Brief:
Repeat everything in the material exactly.

Dataset items:
[START]

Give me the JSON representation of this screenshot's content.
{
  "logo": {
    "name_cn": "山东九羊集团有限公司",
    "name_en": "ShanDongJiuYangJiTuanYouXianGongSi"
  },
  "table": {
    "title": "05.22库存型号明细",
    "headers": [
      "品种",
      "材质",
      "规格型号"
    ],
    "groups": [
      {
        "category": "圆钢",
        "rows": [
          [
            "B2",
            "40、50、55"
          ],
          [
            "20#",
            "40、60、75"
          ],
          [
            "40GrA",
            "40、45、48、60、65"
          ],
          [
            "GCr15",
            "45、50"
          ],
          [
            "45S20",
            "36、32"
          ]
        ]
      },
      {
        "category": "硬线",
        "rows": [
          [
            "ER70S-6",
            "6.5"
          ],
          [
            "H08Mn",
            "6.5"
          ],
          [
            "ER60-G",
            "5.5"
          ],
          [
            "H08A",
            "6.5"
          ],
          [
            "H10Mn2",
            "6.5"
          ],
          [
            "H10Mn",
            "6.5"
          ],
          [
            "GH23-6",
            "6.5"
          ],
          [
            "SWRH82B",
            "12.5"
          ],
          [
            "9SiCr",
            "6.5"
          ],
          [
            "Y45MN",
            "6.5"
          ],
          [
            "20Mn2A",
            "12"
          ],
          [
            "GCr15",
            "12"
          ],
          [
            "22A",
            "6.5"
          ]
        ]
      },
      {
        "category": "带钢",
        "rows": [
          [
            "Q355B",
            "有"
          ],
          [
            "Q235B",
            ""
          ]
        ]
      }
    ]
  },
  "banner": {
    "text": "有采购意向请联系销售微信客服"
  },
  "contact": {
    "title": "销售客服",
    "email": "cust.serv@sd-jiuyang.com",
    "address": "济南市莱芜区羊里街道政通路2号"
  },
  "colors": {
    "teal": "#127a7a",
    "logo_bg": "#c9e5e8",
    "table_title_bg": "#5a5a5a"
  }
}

[END]

Final answer:
Give me the JSON representation of this screenshot's content.
{
  "logo": {
    "name_cn": "山东九羊集团有限公司",
    "name_en": "ShanDongJiuYangJiTuanYouXianGongSi"
  },
  "table": {
    "title": "05.22库存型号明细",
    "headers": [
      "品种",
      "材质",
      "规格型号"
    ],
    "groups": [
      {
        "category": "圆钢",
        "rows": [
          [
            "B2",
            "40、50、55"
          ],
          [
            "20#",
            "40、60、75"
          ],
          [
            "40GrA",
            "40、45、48、60、65"
          ],
          [
            "GCr15",
            "45、50"
          ],
          [
            "45S20",
            "36、32"
          ]
        ]
      },
      {
        "category": "硬线",
        "rows": [
          [
            "ER70S-6",
            "6.5"
          ],
          [
            "H08Mn",
            "6.5"
          ],
          [
            "ER60-G",
            "5.5"
          ],
          [
            "H08A",
            "6.5"
          ],
          [
            "H10Mn2",
            "6.5"
          ],
          [
            "H10Mn",
            "6.5"
          ],
          [
            "GH23-6",
            "6.5"
          ],
          [
            "SWRH82B",
            "12.5"
          ],
          [
            "9SiCr",
            "6.5"
          ],
          [
            "Y45MN",
            "6.5"
          ],
          [
            "20Mn2A",
            "12"
          ],
          [
            "GCr15",
            "12"
          ],
          [
            "22A",
            "6.5"
          ]
        ]
      },
      {
        "category": "带钢",
        "rows": [
          [
            "Q355B",
            "有"
          ],
          [
            "Q235B",
            ""
          ]
        ]
      }
    ]
  },
  "banner": {
    "text": "有采购意向请联系销售微信客服"
  },
  "contact": {
    "title": "销售客服",
    "email": "cust.serv@sd-jiuyang.com",
    "address": "济南市莱芜区羊里街道政通路2号"
  },
  "colors": {
    "teal": "#127a7a",
    "logo_bg": "#c9e5e8",
    "table_title_bg": "#5a5a5a"
  }
}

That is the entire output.